Supplied material.
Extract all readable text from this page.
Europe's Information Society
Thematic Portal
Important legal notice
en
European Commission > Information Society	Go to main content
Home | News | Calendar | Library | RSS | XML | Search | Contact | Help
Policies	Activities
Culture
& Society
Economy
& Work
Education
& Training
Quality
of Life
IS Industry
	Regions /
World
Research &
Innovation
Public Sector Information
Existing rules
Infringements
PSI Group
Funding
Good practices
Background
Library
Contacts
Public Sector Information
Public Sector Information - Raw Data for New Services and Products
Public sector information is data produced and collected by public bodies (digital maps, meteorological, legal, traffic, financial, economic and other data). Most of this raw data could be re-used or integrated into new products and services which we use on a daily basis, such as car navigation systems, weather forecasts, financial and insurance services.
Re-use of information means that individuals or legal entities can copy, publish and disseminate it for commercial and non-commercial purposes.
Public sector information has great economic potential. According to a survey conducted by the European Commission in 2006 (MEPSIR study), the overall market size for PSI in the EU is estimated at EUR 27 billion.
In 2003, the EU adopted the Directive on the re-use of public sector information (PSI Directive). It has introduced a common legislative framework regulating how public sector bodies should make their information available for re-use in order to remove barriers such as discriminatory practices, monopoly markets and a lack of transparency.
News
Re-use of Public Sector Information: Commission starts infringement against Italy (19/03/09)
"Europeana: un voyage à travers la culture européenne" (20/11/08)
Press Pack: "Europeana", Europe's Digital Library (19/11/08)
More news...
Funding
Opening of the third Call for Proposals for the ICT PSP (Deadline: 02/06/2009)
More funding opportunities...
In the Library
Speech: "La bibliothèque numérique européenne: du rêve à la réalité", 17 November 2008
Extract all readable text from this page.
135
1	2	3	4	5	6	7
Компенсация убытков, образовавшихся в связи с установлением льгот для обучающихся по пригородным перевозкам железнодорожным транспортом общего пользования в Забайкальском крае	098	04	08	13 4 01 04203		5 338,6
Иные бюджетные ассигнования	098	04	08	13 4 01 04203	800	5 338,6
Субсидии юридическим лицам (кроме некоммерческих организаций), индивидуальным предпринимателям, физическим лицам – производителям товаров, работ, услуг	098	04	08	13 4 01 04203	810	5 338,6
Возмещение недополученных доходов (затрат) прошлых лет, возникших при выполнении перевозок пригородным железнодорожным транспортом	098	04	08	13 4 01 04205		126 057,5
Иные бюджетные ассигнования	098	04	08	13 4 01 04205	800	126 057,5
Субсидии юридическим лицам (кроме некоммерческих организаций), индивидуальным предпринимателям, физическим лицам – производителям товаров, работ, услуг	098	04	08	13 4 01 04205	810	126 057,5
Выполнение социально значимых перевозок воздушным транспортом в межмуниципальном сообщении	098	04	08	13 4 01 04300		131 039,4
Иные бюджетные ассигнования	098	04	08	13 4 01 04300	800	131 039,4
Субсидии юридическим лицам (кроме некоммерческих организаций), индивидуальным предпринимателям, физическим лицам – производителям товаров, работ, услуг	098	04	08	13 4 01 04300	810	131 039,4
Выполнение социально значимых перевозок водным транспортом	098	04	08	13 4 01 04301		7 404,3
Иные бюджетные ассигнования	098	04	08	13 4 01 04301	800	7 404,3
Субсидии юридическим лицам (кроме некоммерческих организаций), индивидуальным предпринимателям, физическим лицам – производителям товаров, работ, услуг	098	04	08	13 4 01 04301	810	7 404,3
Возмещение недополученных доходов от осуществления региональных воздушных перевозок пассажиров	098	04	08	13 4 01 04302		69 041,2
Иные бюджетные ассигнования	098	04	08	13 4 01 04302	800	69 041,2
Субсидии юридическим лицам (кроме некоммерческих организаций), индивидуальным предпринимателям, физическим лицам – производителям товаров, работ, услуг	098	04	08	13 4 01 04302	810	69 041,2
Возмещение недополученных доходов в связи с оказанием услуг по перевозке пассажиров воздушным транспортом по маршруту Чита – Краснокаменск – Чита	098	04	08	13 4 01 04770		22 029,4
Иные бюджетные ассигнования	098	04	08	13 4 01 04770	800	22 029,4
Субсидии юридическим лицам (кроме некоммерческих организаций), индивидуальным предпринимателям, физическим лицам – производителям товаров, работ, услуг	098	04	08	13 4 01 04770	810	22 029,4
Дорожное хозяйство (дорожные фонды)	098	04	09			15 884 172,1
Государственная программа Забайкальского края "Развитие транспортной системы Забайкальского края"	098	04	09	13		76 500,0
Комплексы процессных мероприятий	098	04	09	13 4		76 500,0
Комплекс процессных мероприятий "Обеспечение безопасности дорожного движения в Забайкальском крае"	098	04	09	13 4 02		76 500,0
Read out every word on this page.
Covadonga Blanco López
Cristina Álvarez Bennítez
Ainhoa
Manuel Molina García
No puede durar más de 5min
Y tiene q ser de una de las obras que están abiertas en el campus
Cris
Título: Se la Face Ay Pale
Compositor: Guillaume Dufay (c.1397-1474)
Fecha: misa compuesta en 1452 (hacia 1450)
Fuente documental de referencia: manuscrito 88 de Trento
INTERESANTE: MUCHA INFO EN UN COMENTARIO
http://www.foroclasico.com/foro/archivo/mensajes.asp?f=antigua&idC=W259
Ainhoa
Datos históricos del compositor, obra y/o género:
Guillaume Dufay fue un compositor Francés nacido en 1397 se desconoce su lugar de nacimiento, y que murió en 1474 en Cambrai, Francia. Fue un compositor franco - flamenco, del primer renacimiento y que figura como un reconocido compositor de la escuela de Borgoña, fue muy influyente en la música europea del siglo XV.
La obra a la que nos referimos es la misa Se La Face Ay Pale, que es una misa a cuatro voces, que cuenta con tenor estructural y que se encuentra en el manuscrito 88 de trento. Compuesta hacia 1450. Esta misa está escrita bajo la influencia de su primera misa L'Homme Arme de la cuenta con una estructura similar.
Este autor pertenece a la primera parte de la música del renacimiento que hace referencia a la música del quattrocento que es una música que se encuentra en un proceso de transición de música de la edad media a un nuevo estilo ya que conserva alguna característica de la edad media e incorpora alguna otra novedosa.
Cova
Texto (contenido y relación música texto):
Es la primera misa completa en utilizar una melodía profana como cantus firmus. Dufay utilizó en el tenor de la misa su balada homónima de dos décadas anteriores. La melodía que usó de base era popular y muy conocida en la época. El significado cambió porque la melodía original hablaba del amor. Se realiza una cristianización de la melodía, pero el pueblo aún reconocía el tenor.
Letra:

Problem description. Quote the listing in full, please, keeping every line exact.

The reply.
Extract all readable text from this page.
Europe's Information Society
Thematic Portal
Important legal notice
en
European Commission > Information Society	Go to main content
Home | News | Calendar | Library | RSS | XML | Search | Contact | Help
Policies	Activities
Culture
& Society
Economy
& Work
Education
& Training
Quality
of Life
IS Industry
	Regions /
World
Research &
Innovation
Public Sector Information
Existing rules
Infringements
PSI Group
Funding
Good practices
Background
Library
Contacts
Public Sector Information
Public Sector Information - Raw Data for New Services and Products
Public sector information is data produced and collected by public bodies (digital maps, meteorological, legal, traffic, financial, economic and other data). Most of this raw data could be re-used or integrated into new products and services which we use on a daily basis, such as car navigation systems, weather forecasts, financial and insurance services.
Re-use of information means that individuals or legal entities can copy, publish and disseminate it for commercial and non-commercial purposes.
Public sector information has great economic potential. According to a survey conducted by the European Commission in 2006 (MEPSIR study), the overall market size for PSI in the EU is estimated at EUR 27 billion.
In 2003, the EU adopted the Directive on the re-use of public sector information (PSI Directive). It has introduced a common legislative framework regulating how public sector bodies should make their information available for re-use in order to remove barriers such as discriminatory practices, monopoly markets and a lack of transparency.
News
Re-use of Public Sector Information: Commission starts infringement against Italy (19/03/09)
"Europeana: un voyage à travers la culture européenne" (20/11/08)
Press Pack: "Europeana", Europe's Digital Library (19/11/08)
More news...
Funding
Opening of the third Call for Proposals for the ICT PSP (Deadline: 02/06/2009)
More funding opportunities...
In the Library
Speech: "La bibliothèque numérique européenne: du rêve à la réalité", 17 November 2008
Extract all readable text from this page.
135
1	2	3	4	5	6	7
Компенсация убытков, образовавшихся в связи с установлением льгот для обучающихся по пригородным перевозкам железнодорожным транспортом общего пользования в Забайкальском крае	098	04	08	13 4 01 04203		5 338,6
Иные бюджетные ассигнования	098	04	08	13 4 01 04203	800	5 338,6
Субсидии юридическим лицам (кроме некоммерческих организаций), индивидуальным предпринимателям, физическим лицам – производителям товаров, работ, услуг	098	04	08	13 4 01 04203	810	5 338,6
Возмещение недополученных доходов (затрат) прошлых лет, возникших при выполнении перевозок пригородным железнодорожным транспортом	098	04	08	13 4 01 04205		126 057,5
Иные бюджетные ассигнования	098	04	08	13 4 01 04205	800	126 057,5
Субсидии юридическим лицам (кроме некоммерческих организаций), индивидуальным предпринимателям, физическим лицам – производителям товаров, работ, услуг	098	04	08	13 4 01 04205	810	126 057,5
Выполнение социально значимых перевозок воздушным транспортом в межмуниципальном сообщении	098	04	08	13 4 01 04300		131 039,4
Иные бюджетные ассигнования	098	04	08	13 4 01 04300	800	131 039,4
Субсидии юридическим лицам (кроме некоммерческих организаций), индивидуальным предпринимателям, физическим лицам – производителям товаров, работ, услуг	098	04	08	13 4 01 04300	810	131 039,4
Выполнение социально значимых перевозок водным транспортом	098	04	08	13 4 01 04301		7 404,3
Иные бюджетные ассигнования	098	04	08	13 4 01 04301	800	7 404,3
Субсидии юридическим лицам (кроме некоммерческих организаций), индивидуальным предпринимателям, физическим лицам – производителям товаров, работ, услуг	098	04	08	13 4 01 04301	810	7 404,3
Возмещение недополученных доходов от осуществления региональных воздушных перевозок пассажиров	098	04	08	13 4 01 04302		69 041,2
Иные бюджетные ассигнования	098	04	08	13 4 01 04302	800	69 041,2
Субсидии юридическим лицам (кроме некоммерческих организаций), индивидуальным предпринимателям, физическим лицам – производителям товаров, работ, услуг	098	04	08	13 4 01 04302	810	69 041,2
Возмещение недополученных доходов в связи с оказанием услуг по перевозке пассажиров воздушным транспортом по маршруту Чита – Краснокаменск – Чита	098	04	08	13 4 01 04770		22 029,4
Иные бюджетные ассигнования	098	04	08	13 4 01 04770	800	22 029,4
Субсидии юридическим лицам (кроме некоммерческих организаций), индивидуальным предпринимателям, физическим лицам – производителям товаров, работ, услуг	098	04	08	13 4 01 04770	810	22 029,4
Дорожное хозяйство (дорожные фонды)	098	04	09			15 884 172,1
Государственная программа Забайкальского края "Развитие транспортной системы Забайкальского края"	098	04	09	13		76 500,0
Комплексы процессных мероприятий	098	04	09	13 4		76 500,0
Комплекс процессных мероприятий "Обеспечение безопасности дорожного движения в Забайкальском крае"	098	04	09	13 4 02		76 500,0
Read out every word on this page.
Covadonga Blanco López
Cristina Álvarez Bennítez
Ainhoa
Manuel Molina García
No puede durar más de 5min
Y tiene q ser de una de las obras que están abiertas en el campus
Cris
Título: Se la Face Ay Pale
Compositor: Guillaume Dufay (c.1397-1474)
Fecha: misa compuesta en 1452 (hacia 1450)
Fuente documental de referencia: manuscrito 88 de Trento
INTERESANTE: MUCHA INFO EN UN COMENTARIO
http://www.foroclasico.com/foro/archivo/mensajes.asp?f=antigua&idC=W259
Ainhoa
Datos históricos del compositor, obra y/o género:
Guillaume Dufay fue un compositor Francés nacido en 1397 se desconoce su lugar de nacimiento, y que murió en 1474 en Cambrai, Francia. Fue un compositor franco - flamenco, del primer renacimiento y que figura como un reconocido compositor de la escuela de Borgoña, fue muy influyente en la música europea del siglo XV.
La obra a la que nos referimos es la misa Se La Face Ay Pale, que es una misa a cuatro voces, que cuenta con tenor estructural y que se encuentra en el manuscrito 88 de trento. Compuesta hacia 1450. Esta misa está escrita bajo la influencia de su primera misa L'Homme Arme de la cuenta con una estructura similar.
Este autor pertenece a la primera parte de la música del renacimiento que hace referencia a la música del quattrocento que es una música que se encuentra en un proceso de transición de música de la edad media a un nuevo estilo ya que conserva alguna característica de la edad media e incorpora alguna otra novedosa.
Cova
Texto (contenido y relación música texto):
Es la primera misa completa en utilizar una melodía profana como cantus firmus. Dufay utilizó en el tenor de la misa su balada homónima de dos décadas anteriores. La melodía que usó de base era popular y muy conocida en la época. El significado cambió porque la melodía original hablaba del amor. Se realiza una cristianización de la melodía, pero el pueblo aún reconocía el tenor.
Letra:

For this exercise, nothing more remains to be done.